What the task requires:
Give a verbatim quotation of every record.

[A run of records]
begin

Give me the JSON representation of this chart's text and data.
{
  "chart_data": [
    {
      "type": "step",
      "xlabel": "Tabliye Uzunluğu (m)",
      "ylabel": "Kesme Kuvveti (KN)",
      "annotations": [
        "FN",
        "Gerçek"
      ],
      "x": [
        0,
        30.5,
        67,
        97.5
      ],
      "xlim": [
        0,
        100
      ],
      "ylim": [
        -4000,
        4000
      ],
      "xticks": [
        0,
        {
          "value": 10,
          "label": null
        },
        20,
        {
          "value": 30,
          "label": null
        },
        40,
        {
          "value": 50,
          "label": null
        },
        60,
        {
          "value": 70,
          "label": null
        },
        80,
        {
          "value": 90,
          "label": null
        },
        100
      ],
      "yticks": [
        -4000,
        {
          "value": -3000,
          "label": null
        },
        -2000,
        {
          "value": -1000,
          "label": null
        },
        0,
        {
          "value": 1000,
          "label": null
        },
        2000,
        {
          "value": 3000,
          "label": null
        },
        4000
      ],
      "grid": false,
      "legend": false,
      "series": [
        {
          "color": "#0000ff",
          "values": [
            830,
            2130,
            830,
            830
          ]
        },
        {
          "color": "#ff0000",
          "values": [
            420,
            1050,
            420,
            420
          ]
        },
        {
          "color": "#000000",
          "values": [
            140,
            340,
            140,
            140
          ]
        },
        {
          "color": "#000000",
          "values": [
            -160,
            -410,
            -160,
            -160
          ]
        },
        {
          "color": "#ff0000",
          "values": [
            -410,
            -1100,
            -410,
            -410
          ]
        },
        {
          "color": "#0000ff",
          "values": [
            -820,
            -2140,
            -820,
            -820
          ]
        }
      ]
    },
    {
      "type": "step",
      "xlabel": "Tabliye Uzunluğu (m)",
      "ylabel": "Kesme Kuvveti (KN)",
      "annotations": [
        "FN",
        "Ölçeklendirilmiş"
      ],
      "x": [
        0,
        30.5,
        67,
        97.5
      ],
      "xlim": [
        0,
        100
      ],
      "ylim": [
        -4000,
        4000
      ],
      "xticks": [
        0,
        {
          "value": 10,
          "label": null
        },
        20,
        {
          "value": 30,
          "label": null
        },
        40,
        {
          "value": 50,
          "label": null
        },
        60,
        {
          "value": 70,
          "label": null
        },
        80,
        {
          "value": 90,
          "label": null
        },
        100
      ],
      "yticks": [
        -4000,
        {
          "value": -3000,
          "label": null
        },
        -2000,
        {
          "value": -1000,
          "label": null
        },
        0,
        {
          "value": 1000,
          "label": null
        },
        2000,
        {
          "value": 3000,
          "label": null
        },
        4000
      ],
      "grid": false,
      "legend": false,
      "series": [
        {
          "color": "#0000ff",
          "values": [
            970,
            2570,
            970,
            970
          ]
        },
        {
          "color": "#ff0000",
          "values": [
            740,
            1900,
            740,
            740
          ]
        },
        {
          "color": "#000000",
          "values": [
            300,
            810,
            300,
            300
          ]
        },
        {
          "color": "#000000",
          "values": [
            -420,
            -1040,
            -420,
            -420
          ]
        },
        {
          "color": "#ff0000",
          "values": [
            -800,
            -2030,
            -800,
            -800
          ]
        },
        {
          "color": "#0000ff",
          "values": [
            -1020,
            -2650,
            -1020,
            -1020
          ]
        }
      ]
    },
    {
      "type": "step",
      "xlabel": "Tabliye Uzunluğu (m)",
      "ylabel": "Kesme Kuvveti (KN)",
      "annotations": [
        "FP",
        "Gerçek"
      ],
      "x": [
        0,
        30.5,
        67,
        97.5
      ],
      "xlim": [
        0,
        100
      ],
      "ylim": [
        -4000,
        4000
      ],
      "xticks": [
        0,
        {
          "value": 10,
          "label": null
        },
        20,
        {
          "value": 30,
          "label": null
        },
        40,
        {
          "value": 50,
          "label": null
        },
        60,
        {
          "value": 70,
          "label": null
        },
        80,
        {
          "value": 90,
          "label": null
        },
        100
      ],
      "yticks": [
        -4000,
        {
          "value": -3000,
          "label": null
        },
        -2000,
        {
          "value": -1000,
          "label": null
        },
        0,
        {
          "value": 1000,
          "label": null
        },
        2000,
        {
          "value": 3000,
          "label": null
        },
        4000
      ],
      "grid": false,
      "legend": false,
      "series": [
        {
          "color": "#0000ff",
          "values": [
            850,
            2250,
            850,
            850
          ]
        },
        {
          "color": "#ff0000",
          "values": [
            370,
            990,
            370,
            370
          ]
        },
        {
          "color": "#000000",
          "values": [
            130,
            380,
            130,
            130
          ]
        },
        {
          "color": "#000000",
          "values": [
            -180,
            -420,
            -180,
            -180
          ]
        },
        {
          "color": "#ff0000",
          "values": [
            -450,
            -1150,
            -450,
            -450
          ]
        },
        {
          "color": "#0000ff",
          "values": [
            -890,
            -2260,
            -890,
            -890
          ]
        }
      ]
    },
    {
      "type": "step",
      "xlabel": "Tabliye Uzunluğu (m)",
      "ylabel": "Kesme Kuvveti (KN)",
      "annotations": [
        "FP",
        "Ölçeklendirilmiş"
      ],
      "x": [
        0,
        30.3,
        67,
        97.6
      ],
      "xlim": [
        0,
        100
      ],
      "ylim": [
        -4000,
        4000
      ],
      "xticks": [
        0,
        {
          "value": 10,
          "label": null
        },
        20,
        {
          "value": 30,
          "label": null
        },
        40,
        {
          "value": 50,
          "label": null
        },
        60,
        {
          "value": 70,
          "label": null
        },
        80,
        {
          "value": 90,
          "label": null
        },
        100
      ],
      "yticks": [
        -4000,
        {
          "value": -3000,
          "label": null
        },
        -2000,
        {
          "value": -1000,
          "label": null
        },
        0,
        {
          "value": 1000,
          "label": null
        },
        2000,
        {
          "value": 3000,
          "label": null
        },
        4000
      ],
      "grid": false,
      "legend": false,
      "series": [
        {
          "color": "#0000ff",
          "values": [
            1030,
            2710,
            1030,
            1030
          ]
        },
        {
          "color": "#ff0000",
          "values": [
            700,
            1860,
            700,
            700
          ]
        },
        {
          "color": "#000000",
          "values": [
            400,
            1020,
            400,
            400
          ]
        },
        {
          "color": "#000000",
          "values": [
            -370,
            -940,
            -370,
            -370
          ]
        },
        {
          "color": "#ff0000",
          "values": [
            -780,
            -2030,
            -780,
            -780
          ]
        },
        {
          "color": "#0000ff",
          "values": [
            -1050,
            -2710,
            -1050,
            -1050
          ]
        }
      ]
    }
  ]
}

end

Correct answer:
Give me the JSON representation of this chart's text and data.
{
  "chart_data": [
    {
      "type": "step",
      "xlabel": "Tabliye Uzunluğu (m)",
      "ylabel": "Kesme Kuvveti (KN)",
      "annotations": [
        "FN",
        "Gerçek"
      ],
      "x": [
        0,
        30.5,
        67,
        97.5
      ],
      "xlim": [
        0,
        100
      ],
      "ylim": [
        -4000,
        4000
      ],
      "xticks": [
        0,
        {
          "value": 10,
          "label": null
        },
        20,
        {
          "value": 30,
          "label": null
        },
        40,
        {
          "value": 50,
          "label": null
        },
        60,
        {
          "value": 70,
          "label": null
        },
        80,
        {
          "value": 90,
          "label": null
        },
        100
      ],
      "yticks": [
        -4000,
        {
          "value": -3000,
          "label": null
        },
        -2000,
        {
          "value": -1000,
          "label": null
        },
        0,
        {
          "value": 1000,
          "label": null
        },
        2000,
        {
          "value": 3000,
          "label": null
        },
        4000
      ],
      "grid": false,
      "legend": false,
      "series": [
        {
          "color": "#0000ff",
          "values": [
            830,
            2130,
            830,
            830
          ]
        },
        {
          "color": "#ff0000",
          "values": [
            420,
            1050,
            420,
            420
          ]
        },
        {
          "color": "#000000",
          "values": [
            140,
            340,
            140,
            140
          ]
        },
        {
          "color": "#000000",
          "values": [
            -160,
            -410,
            -160,
            -160
          ]
        },
        {
          "color": "#ff0000",
          "values": [
            -410,
            -1100,
            -410,
            -410
          ]
        },
        {
          "color": "#0000ff",
          "values": [
            -820,
            -2140,
            -820,
            -820
          ]
        }
      ]
    },
    {
      "type": "step",
      "xlabel": "Tabliye Uzunluğu (m)",
      "ylabel": "Kesme Kuvveti (KN)",
      "annotations": [
        "FN",
        "Ölçeklendirilmiş"
      ],
      "x": [
        0,
        30.5,
        67,
        97.5
      ],
      "xlim": [
        0,
        100
      ],
      "ylim": [
        -4000,
        4000
      ],
      "xticks": [
        0,
        {
          "value": 10,
          "label": null
        },
        20,
        {
          "value": 30,
          "label": null
        },
        40,
        {
          "value": 50,
          "label": null
        },
        60,
        {
          "value": 70,
          "label": null
        },
        80,
        {
          "value": 90,
          "label": null
        },
        100
      ],
      "yticks": [
        -4000,
        {
          "value": -3000,
          "label": null
        },
        -2000,
        {
          "value": -1000,
          "label": null
        },
        0,
        {
          "value": 1000,
          "label": null
        },
        2000,
        {
          "value": 3000,
          "label": null
        },
        4000
      ],
      "grid": false,
      "legend": false,
      "series": [
        {
          "color": "#0000ff",
          "values": [
            970,
            2570,
            970,
            970
          ]
        },
        {
          "color": "#ff0000",
          "values": [
            740,
            1900,
            740,
            740
          ]
        },
        {
          "color": "#000000",
          "values": [
            300,
            810,
            300,
            300
          ]
        },
        {
          "color": "#000000",
          "values": [
            -420,
            -1040,
            -420,
            -420
          ]
        },
        {
          "color": "#ff0000",
          "values": [
            -800,
            -2030,
            -800,
            -800
          ]
        },
        {
          "color": "#0000ff",
          "values": [
            -1020,
            -2650,
            -1020,
            -1020
          ]
        }
      ]
    },
    {
      "type": "step",
      "xlabel": "Tabliye Uzunluğu (m)",
      "ylabel": "Kesme Kuvveti (KN)",
      "annotations": [
        "FP",
        "Gerçek"
      ],
      "x": [
        0,
        30.5,
        67,
        97.5
      ],
      "xlim": [
        0,
        100
      ],
      "ylim": [
        -4000,
        4000
      ],
      "xticks": [
        0,
        {
          "value": 10,
          "label": null
        },
        20,
        {
          "value": 30,
          "label": null
        },
        40,
        {
          "value": 50,
          "label": null
        },
        60,
        {
          "value": 70,
          "label": null
        },
        80,
        {
          "value": 90,
          "label": null
        },
        100
      ],
      "yticks": [
        -4000,
        {
          "value": -3000,
          "label": null
        },
        -2000,
        {
          "value": -1000,
          "label": null
        },
        0,
        {
          "value": 1000,
          "label": null
        },
        2000,
        {
          "value": 3000,
          "label": null
        },
        4000
      ],
      "grid": false,
      "legend": false,
      "series": [
        {
          "color": "#0000ff",
          "values": [
            850,
            2250,
            850,
            850
          ]
        },
        {
          "color": "#ff0000",
          "values": [
            370,
            990,
            370,
            370
          ]
        },
        {
          "color": "#000000",
          "values": [
            130,
            380,
            130,
            130
          ]
        },
        {
          "color": "#000000",
          "values": [
            -180,
            -420,
            -180,
            -180
          ]
        },
        {
          "color": "#ff0000",
          "values": [
            -450,
            -1150,
            -450,
            -450
          ]
        },
        {
          "color": "#0000ff",
          "values": [
            -890,
            -2260,
            -890,
            -890
          ]
        }
      ]
    },
    {
      "type": "step",
      "xlabel": "Tabliye Uzunluğu (m)",
      "ylabel": "Kesme Kuvveti (KN)",
      "annotations": [
        "FP",
        "Ölçeklendirilmiş"
      ],
      "x": [
        0,
        30.3,
        67,
        97.6
      ],
      "xlim": [
        0,
        100
      ],
      "ylim": [
        -4000,
        4000
      ],
      "xticks": [
        0,
        {
          "value": 10,
          "label": null
        },
        20,
        {
          "value": 30,
          "label": null
        },
        40,
        {
          "value": 50,
          "label": null
        },
        60,
        {
          "value": 70,
          "label": null
        },
        80,
        {
          "value": 90,
          "label": null
        },
        100
      ],
      "yticks": [
        -4000,
        {
          "value": -3000,
          "label": null
        },
        -2000,
        {
          "value": -1000,
          "label": null
        },
        0,
        {
          "value": 1000,
          "label": null
        },
        2000,
        {
          "value": 3000,
          "label": null
        },
        4000
      ],
      "grid": false,
      "legend": false,
      "series": [
        {
          "color": "#0000ff",
          "values": [
            1030,
            2710,
            1030,
            1030
          ]
        },
        {
          "color": "#ff0000",
          "values": [
            700,
            1860,
            700,
            700
          ]
        },
        {
          "color": "#000000",
          "values": [
            400,
            1020,
            400,
            400
          ]
        },
        {
          "color": "#000000",
          "values": [
            -370,
            -940,
            -370,
            -370
          ]
        },
        {
          "color": "#ff0000",
          "values": [
            -780,
            -2030,
            -780,
            -780
          ]
        },
        {
          "color": "#0000ff",
          "values": [
            -1050,
            -2710,
            -1050,
            -1050
          ]
        }
      ]
    }
  ]
}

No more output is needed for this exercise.